GOAL OF THE EXERCISE:
Write down each entry again, exactly as it reads.
● ● ●
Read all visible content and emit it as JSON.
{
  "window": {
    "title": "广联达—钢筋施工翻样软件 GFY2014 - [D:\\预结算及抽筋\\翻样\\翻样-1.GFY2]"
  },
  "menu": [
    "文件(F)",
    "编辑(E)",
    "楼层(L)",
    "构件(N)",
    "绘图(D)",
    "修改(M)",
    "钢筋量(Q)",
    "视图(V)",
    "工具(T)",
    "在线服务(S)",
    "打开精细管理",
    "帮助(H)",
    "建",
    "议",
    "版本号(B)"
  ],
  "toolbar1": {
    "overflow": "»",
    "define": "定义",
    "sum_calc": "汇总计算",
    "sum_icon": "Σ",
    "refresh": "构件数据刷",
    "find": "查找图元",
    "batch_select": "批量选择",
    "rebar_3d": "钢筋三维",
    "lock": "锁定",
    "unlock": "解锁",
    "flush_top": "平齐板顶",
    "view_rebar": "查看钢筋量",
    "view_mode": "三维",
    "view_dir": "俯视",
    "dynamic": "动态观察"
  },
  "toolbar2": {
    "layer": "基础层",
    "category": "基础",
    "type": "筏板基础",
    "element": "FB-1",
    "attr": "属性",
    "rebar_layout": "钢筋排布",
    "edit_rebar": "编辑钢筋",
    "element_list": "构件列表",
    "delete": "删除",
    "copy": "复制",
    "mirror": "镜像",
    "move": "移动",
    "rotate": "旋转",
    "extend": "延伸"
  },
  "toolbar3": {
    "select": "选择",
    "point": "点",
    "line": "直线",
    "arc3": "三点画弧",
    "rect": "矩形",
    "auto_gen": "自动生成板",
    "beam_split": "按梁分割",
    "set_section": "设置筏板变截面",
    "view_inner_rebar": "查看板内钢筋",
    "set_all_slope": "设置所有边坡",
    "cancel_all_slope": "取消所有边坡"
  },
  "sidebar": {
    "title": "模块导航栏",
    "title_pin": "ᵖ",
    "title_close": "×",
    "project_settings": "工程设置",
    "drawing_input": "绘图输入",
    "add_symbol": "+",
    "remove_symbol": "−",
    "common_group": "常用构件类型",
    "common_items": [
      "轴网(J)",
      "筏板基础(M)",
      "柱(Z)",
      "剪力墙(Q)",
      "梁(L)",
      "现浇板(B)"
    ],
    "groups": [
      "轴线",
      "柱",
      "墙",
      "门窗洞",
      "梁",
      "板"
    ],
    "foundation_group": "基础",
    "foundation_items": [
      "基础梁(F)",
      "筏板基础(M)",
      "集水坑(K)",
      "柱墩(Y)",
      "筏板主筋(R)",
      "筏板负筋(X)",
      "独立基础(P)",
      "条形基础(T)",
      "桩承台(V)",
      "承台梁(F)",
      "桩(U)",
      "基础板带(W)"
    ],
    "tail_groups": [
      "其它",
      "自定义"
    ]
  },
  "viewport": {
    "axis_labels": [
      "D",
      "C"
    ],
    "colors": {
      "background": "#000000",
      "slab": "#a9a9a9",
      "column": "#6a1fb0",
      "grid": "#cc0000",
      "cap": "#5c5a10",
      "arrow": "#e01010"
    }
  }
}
● ● ●
TASK RESPONSE:
Read all visible content and emit it as JSON.
{
  "window": {
    "title": "广联达—钢筋施工翻样软件 GFY2014 - [D:\\预结算及抽筋\\翻样\\翻样-1.GFY2]"
  },
  "menu": [
    "文件(F)",
    "编辑(E)",
    "楼层(L)",
    "构件(N)",
    "绘图(D)",
    "修改(M)",
    "钢筋量(Q)",
    "视图(V)",
    "工具(T)",
    "在线服务(S)",
    "打开精细管理",
    "帮助(H)",
    "建",
    "议",
    "版本号(B)"
  ],
  "toolbar1": {
    "overflow": "»",
    "define": "定义",
    "sum_calc": "汇总计算",
    "sum_icon": "Σ",
    "refresh": "构件数据刷",
    "find": "查找图元",
    "batch_select": "批量选择",
    "rebar_3d": "钢筋三维",
    "lock": "锁定",
    "unlock": "解锁",
    "flush_top": "平齐板顶",
    "view_rebar": "查看钢筋量",
    "view_mode": "三维",
    "view_dir": "俯视",
    "dynamic": "动态观察"
  },
  "toolbar2": {
    "layer": "基础层",
    "category": "基础",
    "type": "筏板基础",
    "element": "FB-1",
    "attr": "属性",
    "rebar_layout": "钢筋排布",
    "edit_rebar": "编辑钢筋",
    "element_list": "构件列表",
    "delete": "删除",
    "copy": "复制",
    "mirror": "镜像",
    "move": "移动",
    "rotate": "旋转",
    "extend": "延伸"
  },
  "toolbar3": {
    "select": "选择",
    "point": "点",
    "line": "直线",
    "arc3": "三点画弧",
    "rect": "矩形",
    "auto_gen": "自动生成板",
    "beam_split": "按梁分割",
    "set_section": "设置筏板变截面",
    "view_inner_rebar": "查看板内钢筋",
    "set_all_slope": "设置所有边坡",
    "cancel_all_slope": "取消所有边坡"
  },
  "sidebar": {
    "title": "模块导航栏",
    "title_pin": "ᵖ",
    "title_close": "×",
    "project_settings": "工程设置",
    "drawing_input": "绘图输入",
    "add_symbol": "+",
    "remove_symbol": "−",
    "common_group": "常用构件类型",
    "common_items": [
      "轴网(J)",
      "筏板基础(M)",
      "柱(Z)",
      "剪力墙(Q)",
      "梁(L)",
      "现浇板(B)"
    ],
    "groups": [
      "轴线",
      "柱",
      "墙",
      "门窗洞",
      "梁",
      "板"
    ],
    "foundation_group": "基础",
    "foundation_items": [
      "基础梁(F)",
      "筏板基础(M)",
      "集水坑(K)",
      "柱墩(Y)",
      "筏板主筋(R)",
      "筏板负筋(X)",
      "独立基础(P)",
      "条形基础(T)",
      "桩承台(V)",
      "承台梁(F)",
      "桩(U)",
      "基础板带(W)"
    ],
    "tail_groups": [
      "其它",
      "自定义"
    ]
  },
  "viewport": {
    "axis_labels": [
      "D",
      "C"
    ],
    "colors": {
      "background": "#000000",
      "slab": "#a9a9a9",
      "column": "#6a1fb0",
      "grid": "#cc0000",
      "cap": "#5c5a10",
      "arrow": "#e01010"
    }
  }
}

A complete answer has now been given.